Goal:
Quote all of the data that follows exactly as written, skipping the images.

--- Rows ---

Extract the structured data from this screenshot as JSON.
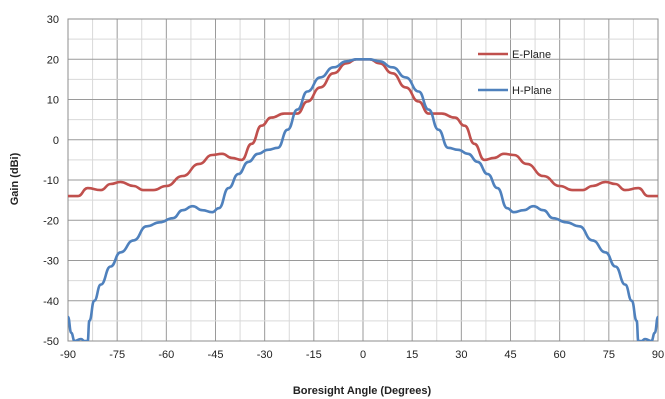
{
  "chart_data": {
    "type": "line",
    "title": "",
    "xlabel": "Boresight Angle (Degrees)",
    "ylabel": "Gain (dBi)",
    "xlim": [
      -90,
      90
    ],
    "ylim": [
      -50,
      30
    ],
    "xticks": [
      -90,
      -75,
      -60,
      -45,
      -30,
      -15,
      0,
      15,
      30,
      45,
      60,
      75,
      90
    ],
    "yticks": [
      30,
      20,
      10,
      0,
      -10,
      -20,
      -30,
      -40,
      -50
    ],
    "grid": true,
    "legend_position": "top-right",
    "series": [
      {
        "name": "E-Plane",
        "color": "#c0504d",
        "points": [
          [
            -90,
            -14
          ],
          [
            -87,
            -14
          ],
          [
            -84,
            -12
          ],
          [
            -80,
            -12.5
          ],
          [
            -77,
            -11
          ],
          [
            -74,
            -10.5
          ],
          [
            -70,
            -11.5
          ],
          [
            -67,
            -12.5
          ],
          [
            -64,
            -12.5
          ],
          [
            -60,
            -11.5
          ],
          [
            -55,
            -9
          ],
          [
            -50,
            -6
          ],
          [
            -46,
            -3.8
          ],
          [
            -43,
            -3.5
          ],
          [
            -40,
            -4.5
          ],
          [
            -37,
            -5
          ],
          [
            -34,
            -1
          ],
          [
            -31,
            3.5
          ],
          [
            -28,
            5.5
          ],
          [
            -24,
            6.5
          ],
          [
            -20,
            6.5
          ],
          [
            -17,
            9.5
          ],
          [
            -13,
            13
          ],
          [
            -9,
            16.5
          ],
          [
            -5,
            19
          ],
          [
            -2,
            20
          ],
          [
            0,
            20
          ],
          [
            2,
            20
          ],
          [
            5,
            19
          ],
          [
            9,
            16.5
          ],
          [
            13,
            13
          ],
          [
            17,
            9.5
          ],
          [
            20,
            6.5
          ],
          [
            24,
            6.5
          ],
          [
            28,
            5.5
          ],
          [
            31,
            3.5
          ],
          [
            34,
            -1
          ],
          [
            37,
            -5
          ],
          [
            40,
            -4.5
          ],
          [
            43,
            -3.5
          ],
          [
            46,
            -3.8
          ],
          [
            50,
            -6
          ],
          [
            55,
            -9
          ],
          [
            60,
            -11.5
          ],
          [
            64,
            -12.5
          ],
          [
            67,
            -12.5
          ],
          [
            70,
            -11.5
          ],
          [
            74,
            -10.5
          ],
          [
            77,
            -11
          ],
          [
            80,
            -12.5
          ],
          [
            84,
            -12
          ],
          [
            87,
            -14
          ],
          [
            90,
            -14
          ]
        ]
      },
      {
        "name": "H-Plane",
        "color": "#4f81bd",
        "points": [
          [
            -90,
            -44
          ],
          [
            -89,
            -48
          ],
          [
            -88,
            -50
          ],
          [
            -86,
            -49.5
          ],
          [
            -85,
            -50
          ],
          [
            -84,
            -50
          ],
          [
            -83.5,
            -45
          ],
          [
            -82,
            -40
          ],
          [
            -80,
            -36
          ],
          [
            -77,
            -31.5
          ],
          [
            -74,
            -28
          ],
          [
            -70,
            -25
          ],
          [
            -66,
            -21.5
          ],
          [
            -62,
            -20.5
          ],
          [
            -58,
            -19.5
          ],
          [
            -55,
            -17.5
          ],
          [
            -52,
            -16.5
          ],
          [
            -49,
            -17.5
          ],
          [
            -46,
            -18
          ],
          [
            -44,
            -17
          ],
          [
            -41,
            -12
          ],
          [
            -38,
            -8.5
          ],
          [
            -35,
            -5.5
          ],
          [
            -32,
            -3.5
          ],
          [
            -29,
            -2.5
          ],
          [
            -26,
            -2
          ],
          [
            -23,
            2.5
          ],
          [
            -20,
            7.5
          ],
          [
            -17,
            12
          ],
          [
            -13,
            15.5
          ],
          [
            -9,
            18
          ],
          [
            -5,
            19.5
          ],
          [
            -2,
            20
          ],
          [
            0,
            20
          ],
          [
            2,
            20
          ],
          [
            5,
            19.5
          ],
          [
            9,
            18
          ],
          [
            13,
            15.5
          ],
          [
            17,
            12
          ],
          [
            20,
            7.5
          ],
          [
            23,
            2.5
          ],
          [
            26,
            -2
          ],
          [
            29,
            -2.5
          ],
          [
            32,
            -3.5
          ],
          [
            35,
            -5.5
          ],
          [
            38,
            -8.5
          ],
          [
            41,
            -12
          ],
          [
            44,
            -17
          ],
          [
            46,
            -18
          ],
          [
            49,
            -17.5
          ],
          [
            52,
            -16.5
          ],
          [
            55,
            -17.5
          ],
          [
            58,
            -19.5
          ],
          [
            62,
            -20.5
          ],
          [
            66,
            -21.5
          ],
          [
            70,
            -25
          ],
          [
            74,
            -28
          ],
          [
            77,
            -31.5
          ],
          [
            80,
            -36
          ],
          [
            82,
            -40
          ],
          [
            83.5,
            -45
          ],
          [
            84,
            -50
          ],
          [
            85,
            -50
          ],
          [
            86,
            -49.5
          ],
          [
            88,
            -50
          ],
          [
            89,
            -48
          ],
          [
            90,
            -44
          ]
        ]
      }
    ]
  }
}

---

Output for this exercise:
Extract the structured data from this screenshot as JSON.
{
  "chart_data": {
    "type": "line",
    "title": "",
    "xlabel": "Boresight Angle (Degrees)",
    "ylabel": "Gain (dBi)",
    "xlim": [
      -90,
      90
    ],
    "ylim": [
      -50,
      30
    ],
    "xticks": [
      -90,
      -75,
      -60,
      -45,
      -30,
      -15,
      0,
      15,
      30,
      45,
      60,
      75,
      90
    ],
    "yticks": [
      30,
      20,
      10,
      0,
      -10,
      -20,
      -30,
      -40,
      -50
    ],
    "grid": true,
    "legend_position": "top-right",
    "series": [
      {
        "name": "E-Plane",
        "color": "#c0504d",
        "points": [
          [
            -90,
            -14
          ],
          [
            -87,
            -14
          ],
          [
            -84,
            -12
          ],
          [
            -80,
            -12.5
          ],
          [
            -77,
            -11
          ],
          [
            -74,
            -10.5
          ],
          [
            -70,
            -11.5
          ],
          [
            -67,
            -12.5
          ],
          [
            -64,
            -12.5
          ],
          [
            -60,
            -11.5
          ],
          [
            -55,
            -9
          ],
          [
            -50,
            -6
          ],
          [
            -46,
            -3.8
          ],
          [
            -43,
            -3.5
          ],
          [
            -40,
            -4.5
          ],
          [
            -37,
            -5
          ],
          [
            -34,
            -1
          ],
          [
            -31,
            3.5
          ],
          [
            -28,
            5.5
          ],
          [
            -24,
            6.5
          ],
          [
            -20,
            6.5
          ],
          [
            -17,
            9.5
          ],
          [
            -13,
            13
          ],
          [
            -9,
            16.5
          ],
          [
            -5,
            19
          ],
          [
            -2,
            20
          ],
          [
            0,
            20
          ],
          [
            2,
            20
          ],
          [
            5,
            19
          ],
          [
            9,
            16.5
          ],
          [
            13,
            13
          ],
          [
            17,
            9.5
          ],
          [
            20,
            6.5
          ],
          [
            24,
            6.5
          ],
          [
            28,
            5.5
          ],
          [
            31,
            3.5
          ],
          [
            34,
            -1
          ],
          [
            37,
            -5
          ],
          [
            40,
            -4.5
          ],
          [
            43,
            -3.5
          ],
          [
            46,
            -3.8
          ],
          [
            50,
            -6
          ],
          [
            55,
            -9
          ],
          [
            60,
            -11.5
          ],
          [
            64,
            -12.5
          ],
          [
            67,
            -12.5
          ],
          [
            70,
            -11.5
          ],
          [
            74,
            -10.5
          ],
          [
            77,
            -11
          ],
          [
            80,
            -12.5
          ],
          [
            84,
            -12
          ],
          [
            87,
            -14
          ],
          [
            90,
            -14
          ]
        ]
      },
      {
        "name": "H-Plane",
        "color": "#4f81bd",
        "points": [
          [
            -90,
            -44
          ],
          [
            -89,
            -48
          ],
          [
            -88,
            -50
          ],
          [
            -86,
            -49.5
          ],
          [
            -85,
            -50
          ],
          [
            -84,
            -50
          ],
          [
            -83.5,
            -45
          ],
          [
            -82,
            -40
          ],
          [
            -80,
            -36
          ],
          [
            -77,
            -31.5
          ],
          [
            -74,
            -28
          ],
          [
            -70,
            -25
          ],
          [
            -66,
            -21.5
          ],
          [
            -62,
            -20.5
          ],
          [
            -58,
            -19.5
          ],
          [
            -55,
            -17.5
          ],
          [
            -52,
            -16.5
          ],
          [
            -49,
            -17.5
          ],
          [
            -46,
            -18
          ],
          [
            -44,
            -17
          ],
          [
            -41,
            -12
          ],
          [
            -38,
            -8.5
          ],
          [
            -35,
            -5.5
          ],
          [
            -32,
            -3.5
          ],
          [
            -29,
            -2.5
          ],
          [
            -26,
            -2
          ],
          [
            -23,
            2.5
          ],
          [
            -20,
            7.5
          ],
          [
            -17,
            12
          ],
          [
            -13,
            15.5
          ],
          [
            -9,
            18
          ],
          [
            -5,
            19.5
          ],
          [
            -2,
            20
          ],
          [
            0,
            20
          ],
          [
            2,
            20
          ],
          [
            5,
            19.5
          ],
          [
            9,
            18
          ],
          [
            13,
            15.5
          ],
          [
            17,
            12
          ],
          [
            20,
            7.5
          ],
          [
            23,
            2.5
          ],
          [
            26,
            -2
          ],
          [
            29,
            -2.5
          ],
          [
            32,
            -3.5
          ],
          [
            35,
            -5.5
          ],
          [
            38,
            -8.5
          ],
          [
            41,
            -12
          ],
          [
            44,
            -17
          ],
          [
            46,
            -18
          ],
          [
            49,
            -17.5
          ],
          [
            52,
            -16.5
          ],
          [
            55,
            -17.5
          ],
          [
            58,
            -19.5
          ],
          [
            62,
            -20.5
          ],
          [
            66,
            -21.5
          ],
          [
            70,
            -25
          ],
          [
            74,
            -28
          ],
          [
            77,
            -31.5
          ],
          [
            80,
            -36
          ],
          [
            82,
            -40
          ],
          [
            83.5,
            -45
          ],
          [
            84,
            -50
          ],
          [
            85,
            -50
          ],
          [
            86,
            -49.5
          ],
          [
            88,
            -50
          ],
          [
            89,
            -48
          ],
          [
            90,
            -44
          ]
        ]
      }
    ]
  }
}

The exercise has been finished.